WHAT THIS TASK INVOLVES ->
Restate every entry word for word.

DATASET CONTENT ->
* * * *
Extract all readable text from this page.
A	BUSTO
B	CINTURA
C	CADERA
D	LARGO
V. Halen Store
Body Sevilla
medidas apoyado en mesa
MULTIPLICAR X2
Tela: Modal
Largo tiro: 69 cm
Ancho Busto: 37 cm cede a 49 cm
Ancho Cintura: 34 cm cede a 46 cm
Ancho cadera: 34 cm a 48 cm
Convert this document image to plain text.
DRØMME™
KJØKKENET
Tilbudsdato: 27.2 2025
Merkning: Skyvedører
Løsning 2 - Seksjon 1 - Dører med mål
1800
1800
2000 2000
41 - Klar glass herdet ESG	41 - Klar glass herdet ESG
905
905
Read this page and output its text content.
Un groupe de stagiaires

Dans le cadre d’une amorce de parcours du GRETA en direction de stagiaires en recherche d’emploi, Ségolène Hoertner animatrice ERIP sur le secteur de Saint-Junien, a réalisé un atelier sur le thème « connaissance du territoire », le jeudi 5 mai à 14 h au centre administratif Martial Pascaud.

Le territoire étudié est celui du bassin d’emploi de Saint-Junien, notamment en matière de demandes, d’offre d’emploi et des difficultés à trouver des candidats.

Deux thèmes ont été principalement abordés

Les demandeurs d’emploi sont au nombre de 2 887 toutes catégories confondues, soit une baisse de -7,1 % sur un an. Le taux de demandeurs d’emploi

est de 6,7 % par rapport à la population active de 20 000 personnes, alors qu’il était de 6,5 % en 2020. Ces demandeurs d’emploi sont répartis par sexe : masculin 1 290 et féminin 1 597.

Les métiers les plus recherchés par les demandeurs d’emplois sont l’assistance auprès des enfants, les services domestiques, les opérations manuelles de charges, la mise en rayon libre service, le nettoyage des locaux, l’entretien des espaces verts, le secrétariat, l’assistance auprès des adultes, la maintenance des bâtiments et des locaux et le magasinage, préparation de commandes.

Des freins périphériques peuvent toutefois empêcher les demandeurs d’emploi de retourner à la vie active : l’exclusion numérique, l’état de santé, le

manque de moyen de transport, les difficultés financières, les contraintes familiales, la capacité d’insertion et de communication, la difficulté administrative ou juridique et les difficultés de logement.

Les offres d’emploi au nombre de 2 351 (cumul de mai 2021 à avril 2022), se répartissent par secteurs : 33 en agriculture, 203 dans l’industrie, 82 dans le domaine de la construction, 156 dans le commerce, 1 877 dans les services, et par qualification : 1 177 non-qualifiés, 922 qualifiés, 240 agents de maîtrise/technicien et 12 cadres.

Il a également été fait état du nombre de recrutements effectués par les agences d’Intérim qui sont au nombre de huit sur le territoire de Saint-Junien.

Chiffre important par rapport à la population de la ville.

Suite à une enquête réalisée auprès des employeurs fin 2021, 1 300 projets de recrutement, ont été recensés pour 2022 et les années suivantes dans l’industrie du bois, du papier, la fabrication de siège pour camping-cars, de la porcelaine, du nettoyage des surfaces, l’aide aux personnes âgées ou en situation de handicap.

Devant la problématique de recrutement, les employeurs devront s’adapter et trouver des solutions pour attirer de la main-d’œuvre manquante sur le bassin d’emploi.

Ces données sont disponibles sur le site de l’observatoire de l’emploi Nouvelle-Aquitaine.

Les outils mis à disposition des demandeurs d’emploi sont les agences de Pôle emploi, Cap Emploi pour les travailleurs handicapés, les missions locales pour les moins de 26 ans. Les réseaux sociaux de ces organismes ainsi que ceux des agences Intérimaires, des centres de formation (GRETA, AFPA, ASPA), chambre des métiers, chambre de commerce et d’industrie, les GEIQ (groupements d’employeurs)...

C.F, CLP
* * * *
EXPECTED ANSWER ->
Extract all readable text from this page.
A	BUSTO
B	CINTURA
C	CADERA
D	LARGO
V. Halen Store
Body Sevilla
medidas apoyado en mesa
MULTIPLICAR X2
Tela: Modal
Largo tiro: 69 cm
Ancho Busto: 37 cm cede a 49 cm
Ancho Cintura: 34 cm cede a 46 cm
Ancho cadera: 34 cm a 48 cm
Convert this document image to plain text.
DRØMME™
KJØKKENET
Tilbudsdato: 27.2 2025
Merkning: Skyvedører
Løsning 2 - Seksjon 1 - Dører med mål
1800
1800
2000 2000
41 - Klar glass herdet ESG	41 - Klar glass herdet ESG
905
905
Read this page and output its text content.
Un groupe de stagiaires

Dans le cadre d’une amorce de parcours du GRETA en direction de stagiaires en recherche d’emploi, Ségolène Hoertner animatrice ERIP sur le secteur de Saint-Junien, a réalisé un atelier sur le thème « connaissance du territoire », le jeudi 5 mai à 14 h au centre administratif Martial Pascaud.

Le territoire étudié est celui du bassin d’emploi de Saint-Junien, notamment en matière de demandes, d’offre d’emploi et des difficultés à trouver des candidats.

Deux thèmes ont été principalement abordés

Les demandeurs d’emploi sont au nombre de 2 887 toutes catégories confondues, soit une baisse de -7,1 % sur un an. Le taux de demandeurs d’emploi

est de 6,7 % par rapport à la population active de 20 000 personnes, alors qu’il était de 6,5 % en 2020. Ces demandeurs d’emploi sont répartis par sexe : masculin 1 290 et féminin 1 597.

Les métiers les plus recherchés par les demandeurs d’emplois sont l’assistance auprès des enfants, les services domestiques, les opérations manuelles de charges, la mise en rayon libre service, le nettoyage des locaux, l’entretien des espaces verts, le secrétariat, l’assistance auprès des adultes, la maintenance des bâtiments et des locaux et le magasinage, préparation de commandes.

Des freins périphériques peuvent toutefois empêcher les demandeurs d’emploi de retourner à la vie active : l’exclusion numérique, l’état de santé, le

manque de moyen de transport, les difficultés financières, les contraintes familiales, la capacité d’insertion et de communication, la difficulté administrative ou juridique et les difficultés de logement.

Les offres d’emploi au nombre de 2 351 (cumul de mai 2021 à avril 2022), se répartissent par secteurs : 33 en agriculture, 203 dans l’industrie, 82 dans le domaine de la construction, 156 dans le commerce, 1 877 dans les services, et par qualification : 1 177 non-qualifiés, 922 qualifiés, 240 agents de maîtrise/technicien et 12 cadres.

Il a également été fait état du nombre de recrutements effectués par les agences d’Intérim qui sont au nombre de huit sur le territoire de Saint-Junien.

Chiffre important par rapport à la population de la ville.

Suite à une enquête réalisée auprès des employeurs fin 2021, 1 300 projets de recrutement, ont été recensés pour 2022 et les années suivantes dans l’industrie du bois, du papier, la fabrication de siège pour camping-cars, de la porcelaine, du nettoyage des surfaces, l’aide aux personnes âgées ou en situation de handicap.

Devant la problématique de recrutement, les employeurs devront s’adapter et trouver des solutions pour attirer de la main-d’œuvre manquante sur le bassin d’emploi.

Ces données sont disponibles sur le site de l’observatoire de l’emploi Nouvelle-Aquitaine.

Les outils mis à disposition des demandeurs d’emploi sont les agences de Pôle emploi, Cap Emploi pour les travailleurs handicapés, les missions locales pour les moins de 26 ans. Les réseaux sociaux de ces organismes ainsi que ceux des agences Intérimaires, des centres de formation (GRETA, AFPA, ASPA), chambre des métiers, chambre de commerce et d’industrie, les GEIQ (groupements d’employeurs)...

C.F, CLP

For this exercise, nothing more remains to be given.